◆ **Request**: Copy every line of the listing that holds the string "redeem".

═══

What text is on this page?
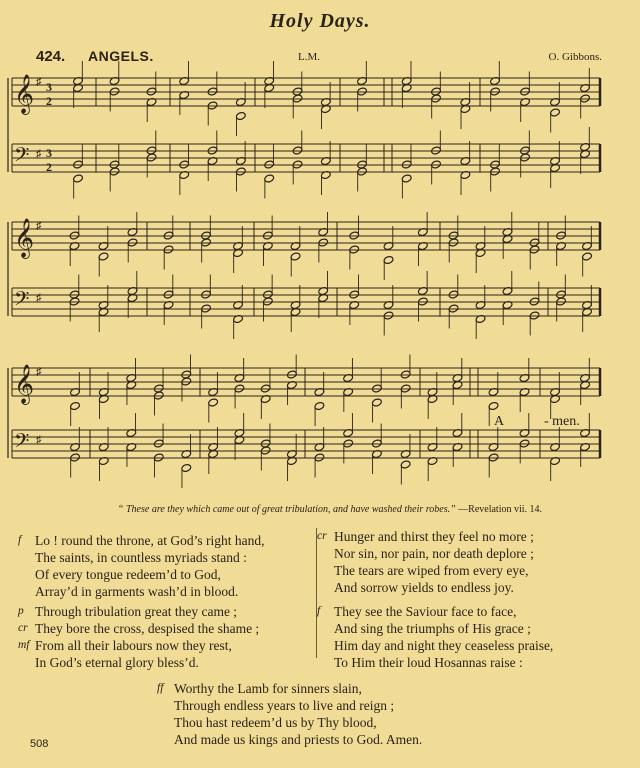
Holy Days.
424. ANGELS.	L.M.	O. Gibbons.
𝄞 ♯ 3
2
𝄢 ♯ 3
2
𝄞 ♯
𝄢 ♯
𝄞 ♯
𝄢 ♯
A	- men.
“ These are they which came out of great tribulation, and have washed their robes.” —Revelation vii. 14.
f Lo ! round the throne, at God’s right hand,
The saints, in countless myriads stand :
Of every tongue redeem’d to God,
Array’d in garments wash’d in blood.
p Through tribulation great they came ;
cr They bore the cross, despised the shame ;
mf From all their labours now they rest,
In God’s eternal glory bless’d.
cr Hunger and thirst they feel no more ;
Nor sin, nor pain, nor death deplore ;
The tears are wiped from every eye,
And sorrow yields to endless joy.
f They see the Saviour face to face,
And sing the triumphs of His grace ;
Him day and night they ceaseless praise,
To Him their loud Hosannas raise :
ff Worthy the Lamb for sinners slain,
Through endless years to live and reign ;
Thou hast redeem’d us by Thy blood,
And made us kings and priests to God. Amen.
508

═══

◆ **The output**:
Of every tongue redeem’d to God,
Thou hast redeem’d us by Thy blood,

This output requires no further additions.